## Exercise prompt
Convert all of the records below into a numbered list with one line per item, and drop the blank lines.

Data records
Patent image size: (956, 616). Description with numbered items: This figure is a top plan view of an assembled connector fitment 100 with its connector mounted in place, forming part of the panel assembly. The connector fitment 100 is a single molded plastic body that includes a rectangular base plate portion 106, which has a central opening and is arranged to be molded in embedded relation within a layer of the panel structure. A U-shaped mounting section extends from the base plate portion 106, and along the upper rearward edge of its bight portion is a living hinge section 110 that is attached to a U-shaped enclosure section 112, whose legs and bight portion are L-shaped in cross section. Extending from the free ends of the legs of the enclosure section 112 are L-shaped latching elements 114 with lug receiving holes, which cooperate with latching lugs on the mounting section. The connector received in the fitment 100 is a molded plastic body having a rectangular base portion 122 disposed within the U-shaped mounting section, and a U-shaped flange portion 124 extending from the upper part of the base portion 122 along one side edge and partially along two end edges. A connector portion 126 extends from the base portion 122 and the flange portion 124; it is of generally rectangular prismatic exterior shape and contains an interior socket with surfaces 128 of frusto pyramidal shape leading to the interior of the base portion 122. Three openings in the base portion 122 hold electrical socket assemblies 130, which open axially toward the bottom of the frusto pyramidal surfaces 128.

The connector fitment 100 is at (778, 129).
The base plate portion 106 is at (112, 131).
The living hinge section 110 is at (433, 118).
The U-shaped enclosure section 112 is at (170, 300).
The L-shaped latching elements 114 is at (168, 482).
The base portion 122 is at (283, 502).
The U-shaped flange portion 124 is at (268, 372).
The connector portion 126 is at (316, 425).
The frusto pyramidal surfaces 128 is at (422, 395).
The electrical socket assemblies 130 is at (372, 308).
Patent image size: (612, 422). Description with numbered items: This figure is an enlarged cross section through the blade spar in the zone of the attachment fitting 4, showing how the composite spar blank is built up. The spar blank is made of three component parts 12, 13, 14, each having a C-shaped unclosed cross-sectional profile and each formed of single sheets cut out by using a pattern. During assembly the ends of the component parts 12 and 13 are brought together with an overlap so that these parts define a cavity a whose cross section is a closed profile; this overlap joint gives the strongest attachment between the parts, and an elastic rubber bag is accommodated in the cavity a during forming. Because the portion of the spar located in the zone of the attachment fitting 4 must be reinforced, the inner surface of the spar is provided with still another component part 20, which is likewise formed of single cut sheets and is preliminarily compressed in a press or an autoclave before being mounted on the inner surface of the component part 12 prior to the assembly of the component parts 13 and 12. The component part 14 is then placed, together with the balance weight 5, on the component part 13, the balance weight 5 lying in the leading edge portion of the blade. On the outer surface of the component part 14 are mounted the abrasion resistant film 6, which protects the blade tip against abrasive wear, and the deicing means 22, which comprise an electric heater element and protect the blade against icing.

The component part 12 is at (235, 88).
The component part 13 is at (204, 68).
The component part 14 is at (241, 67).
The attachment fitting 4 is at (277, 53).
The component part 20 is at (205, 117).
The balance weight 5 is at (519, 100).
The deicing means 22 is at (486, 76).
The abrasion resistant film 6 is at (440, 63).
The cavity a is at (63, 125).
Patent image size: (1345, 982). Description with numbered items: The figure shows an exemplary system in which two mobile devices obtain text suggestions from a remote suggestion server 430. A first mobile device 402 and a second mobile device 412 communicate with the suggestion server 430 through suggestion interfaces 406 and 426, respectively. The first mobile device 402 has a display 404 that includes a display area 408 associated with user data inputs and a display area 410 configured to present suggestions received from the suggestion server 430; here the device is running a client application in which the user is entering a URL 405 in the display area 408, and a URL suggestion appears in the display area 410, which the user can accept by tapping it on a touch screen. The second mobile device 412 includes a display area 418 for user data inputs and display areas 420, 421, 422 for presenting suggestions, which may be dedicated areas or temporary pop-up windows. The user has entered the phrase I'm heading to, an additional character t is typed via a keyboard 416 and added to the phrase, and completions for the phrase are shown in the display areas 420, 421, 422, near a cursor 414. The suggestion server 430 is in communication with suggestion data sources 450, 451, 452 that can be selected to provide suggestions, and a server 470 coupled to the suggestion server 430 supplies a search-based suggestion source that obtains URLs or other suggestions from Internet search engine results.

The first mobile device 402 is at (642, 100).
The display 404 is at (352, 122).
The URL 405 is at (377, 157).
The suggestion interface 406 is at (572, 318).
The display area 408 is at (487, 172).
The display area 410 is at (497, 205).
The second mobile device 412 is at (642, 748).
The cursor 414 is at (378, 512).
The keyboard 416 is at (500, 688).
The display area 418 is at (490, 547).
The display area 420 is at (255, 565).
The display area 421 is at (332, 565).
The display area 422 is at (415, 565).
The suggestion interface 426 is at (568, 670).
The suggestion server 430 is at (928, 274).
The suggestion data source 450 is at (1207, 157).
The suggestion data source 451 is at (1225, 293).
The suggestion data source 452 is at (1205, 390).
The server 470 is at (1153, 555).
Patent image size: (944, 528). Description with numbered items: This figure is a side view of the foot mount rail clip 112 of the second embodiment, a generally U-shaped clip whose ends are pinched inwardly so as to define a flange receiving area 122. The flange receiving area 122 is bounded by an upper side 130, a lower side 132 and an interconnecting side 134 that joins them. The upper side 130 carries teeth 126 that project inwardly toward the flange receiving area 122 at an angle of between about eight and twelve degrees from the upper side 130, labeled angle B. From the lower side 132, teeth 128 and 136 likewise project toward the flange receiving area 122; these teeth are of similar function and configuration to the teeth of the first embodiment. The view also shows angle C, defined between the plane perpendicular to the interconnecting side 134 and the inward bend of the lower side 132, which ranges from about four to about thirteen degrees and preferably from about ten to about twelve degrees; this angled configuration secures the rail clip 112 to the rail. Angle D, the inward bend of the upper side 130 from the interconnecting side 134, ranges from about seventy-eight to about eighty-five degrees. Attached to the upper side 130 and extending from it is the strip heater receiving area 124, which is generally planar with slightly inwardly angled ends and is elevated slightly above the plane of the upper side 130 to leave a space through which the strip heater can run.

## Result
1. Patent image size: (956, 616). Description with numbered items: This figure is a top plan view of an assembled connector fitment 100 with its connector mounted in place, forming part of the panel assembly. The connector fitment 100 is a single molded plastic body that includes a rectangular base plate portion 106, which has a central opening and is arranged to be molded in embedded relation within a layer of the panel structure. A U-shaped mounting section extends from the base plate portion 106, and along the upper rearward edge of its bight portion is a living hinge section 110 that is attached to a U-shaped enclosure section 112, whose legs and bight portion are L-shaped in cross section. Extending from the free ends of the legs of the enclosure section 112 are L-shaped latching elements 114 with lug receiving holes, which cooperate with latching lugs on the mounting section. The connector received in the fitment 100 is a molded plastic body having a rectangular base portion 122 disposed within the U-shaped mounting section, and a U-shaped flange portion 124 extending from the upper part of the base portion 122 along one side edge and partially along two end edges. A connector portion 126 extends from the base portion 122 and the flange portion 124; it is of generally rectangular prismatic exterior shape and contains an interior socket with surfaces 128 of frusto pyramidal shape leading to the interior of the base portion 122. Three openings in the base portion 122 hold electrical socket assemblies 130, which open axially toward the bottom of the frusto pyramidal surfaces 128.
2. The connector fitment 100 is at (778, 129).
3. The base plate portion 106 is at (112, 131).
4. The living hinge section 110 is at (433, 118).
5. The U-shaped enclosure section 112 is at (170, 300).
6. The L-shaped latching elements 114 is at (168, 482).
7. The base portion 122 is at (283, 502).
8. The U-shaped flange portion 124 is at (268, 372).
9. The connector portion 126 is at (316, 425).
10. The frusto pyramidal surfaces 128 is at (422, 395).
11. The electrical socket assemblies 130 is at (372, 308).
12. Patent image size: (612, 422). Description with numbered items: This figure is an enlarged cross section through the blade spar in the zone of the attachment fitting 4, showing how the composite spar blank is built up. The spar blank is made of three component parts 12, 13, 14, each having a C-shaped unclosed cross-sectional profile and each formed of single sheets cut out by using a pattern. During assembly the ends of the component parts 12 and 13 are brought together with an overlap so that these parts define a cavity a whose cross section is a closed profile; this overlap joint gives the strongest attachment between the parts, and an elastic rubber bag is accommodated in the cavity a during forming. Because the portion of the spar located in the zone of the attachment fitting 4 must be reinforced, the inner surface of the spar is provided with still another component part 20, which is likewise formed of single cut sheets and is preliminarily compressed in a press or an autoclave before being mounted on the inner surface of the component part 12 prior to the assembly of the component parts 13 and 12. The component part 14 is then placed, together with the balance weight 5, on the component part 13, the balance weight 5 lying in the leading edge portion of the blade. On the outer surface of the component part 14 are mounted the abrasion resistant film 6, which protects the blade tip against abrasive wear, and the deicing means 22, which comprise an electric heater element and protect the blade against icing.
13. The component part 12 is at (235, 88).
14. The component part 13 is at (204, 68).
15. The component part 14 is at (241, 67).
16. The attachment fitting 4 is at (277, 53).
17. The component part 20 is at (205, 117).
18. The balance weight 5 is at (519, 100).
19. The deicing means 22 is at (486, 76).
20. The abrasion resistant film 6 is at (440, 63).
21. The cavity a is at (63, 125).
22. Patent image size: (1345, 982). Description with numbered items: The figure shows an exemplary system in which two mobile devices obtain text suggestions from a remote suggestion server 430. A first mobile device 402 and a second mobile device 412 communicate with the suggestion server 430 through suggestion interfaces 406 and 426, respectively. The first mobile device 402 has a display 404 that includes a display area 408 associated with user data inputs and a display area 410 configured to present suggestions received from the suggestion server 430; here the device is running a client application in which the user is entering a URL 405 in the display area 408, and a URL suggestion appears in the display area 410, which the user can accept by tapping it on a touch screen. The second mobile device 412 includes a display area 418 for user data inputs and display areas 420, 421, 422 for presenting suggestions, which may be dedicated areas or temporary pop-up windows. The user has entered the phrase I'm heading to, an additional character t is typed via a keyboard 416 and added to the phrase, and completions for the phrase are shown in the display areas 420, 421, 422, near a cursor 414. The suggestion server 430 is in communication with suggestion data sources 450, 451, 452 that can be selected to provide suggestions, and a server 470 coupled to the suggestion server 430 supplies a search-based suggestion source that obtains URLs or other suggestions from Internet search engine results.
23. The first mobile device 402 is at (642, 100).
24. The display 404 is at (352, 122).
25. The URL 405 is at (377, 157).
26. The suggestion interface 406 is at (572, 318).
27. The display area 408 is at (487, 172).
28. The display area 410 is at (497, 205).
29. The second mobile device 412 is at (642, 748).
30. The cursor 414 is at (378, 512).
31. The keyboard 416 is at (500, 688).
32. The display area 418 is at (490, 547).
33. The display area 420 is at (255, 565).
34. The display area 421 is at (332, 565).
35. The display area 422 is at (415, 565).
36. The suggestion interface 426 is at (568, 670).
37. The suggestion server 430 is at (928, 274).
38. The suggestion data source 450 is at (1207, 157).
39. The suggestion data source 451 is at (1225, 293).
40. The suggestion data source 452 is at (1205, 390).
41. The server 470 is at (1153, 555).
42. Patent image size: (944, 528). Description with numbered items: This figure is a side view of the foot mount rail clip 112 of the second embodiment, a generally U-shaped clip whose ends are pinched inwardly so as to define a flange receiving area 122. The flange receiving area 122 is bounded by an upper side 130, a lower side 132 and an interconnecting side 134 that joins them. The upper side 130 carries teeth 126 that project inwardly toward the flange receiving area 122 at an angle of between about eight and twelve degrees from the upper side 130, labeled angle B. From the lower side 132, teeth 128 and 136 likewise project toward the flange receiving area 122; these teeth are of similar function and configuration to the teeth of the first embodiment. The view also shows angle C, defined between the plane perpendicular to the interconnecting side 134 and the inward bend of the lower side 132, which ranges from about four to about thirteen degrees and preferably from about ten to about twelve degrees; this angled configuration secures the rail clip 112 to the rail. Angle D, the inward bend of the upper side 130 from the interconnecting side 134, ranges from about seventy-eight to about eighty-five degrees. Attached to the upper side 130 and extending from it is the strip heater receiving area 124, which is generally planar with slightly inwardly angled ends and is elevated slightly above the plane of the upper side 130 to leave a space through which the strip heater can run.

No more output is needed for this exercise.